** SHORT TASK **
Copy out the records in full, word for word, without pictures.

[Items listed in a dataset]
::::

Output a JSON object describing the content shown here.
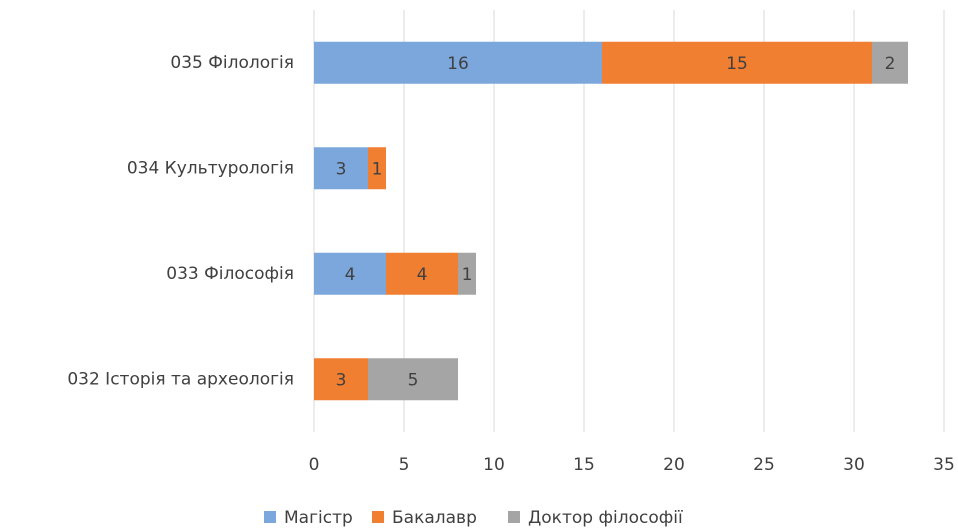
{
  "chart_data": {
    "type": "stacked_barh",
    "categories": [
      "035 Філологія",
      "034 Культурологія",
      "033 Філософія",
      "032 Історія та археологія"
    ],
    "series": [
      {
        "name": "Магістр",
        "color": "#7ba7dc",
        "values": [
          16,
          3,
          4,
          null
        ]
      },
      {
        "name": "Бакалавр",
        "color": "#f07f32",
        "values": [
          15,
          1,
          4,
          3
        ]
      },
      {
        "name": "Доктор філософії",
        "color": "#a5a5a5",
        "values": [
          2,
          null,
          1,
          5
        ]
      }
    ],
    "xlim": [
      0,
      35
    ],
    "xticks": [
      0,
      5,
      10,
      15,
      20,
      25,
      30,
      35
    ],
    "grid": true,
    "legend": "bottom"
  }
}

::::

** PROBLEM SOLUTION **
Output a JSON object describing the content shown here.
{
  "chart_data": {
    "type": "stacked_barh",
    "categories": [
      "035 Філологія",
      "034 Культурологія",
      "033 Філософія",
      "032 Історія та археологія"
    ],
    "series": [
      {
        "name": "Магістр",
        "color": "#7ba7dc",
        "values": [
          16,
          3,
          4,
          null
        ]
      },
      {
        "name": "Бакалавр",
        "color": "#f07f32",
        "values": [
          15,
          1,
          4,
          3
        ]
      },
      {
        "name": "Доктор філософії",
        "color": "#a5a5a5",
        "values": [
          2,
          null,
          1,
          5
        ]
      }
    ],
    "xlim": [
      0,
      35
    ],
    "xticks": [
      0,
      5,
      10,
      15,
      20,
      25,
      30,
      35
    ],
    "grid": true,
    "legend": "bottom"
  }
}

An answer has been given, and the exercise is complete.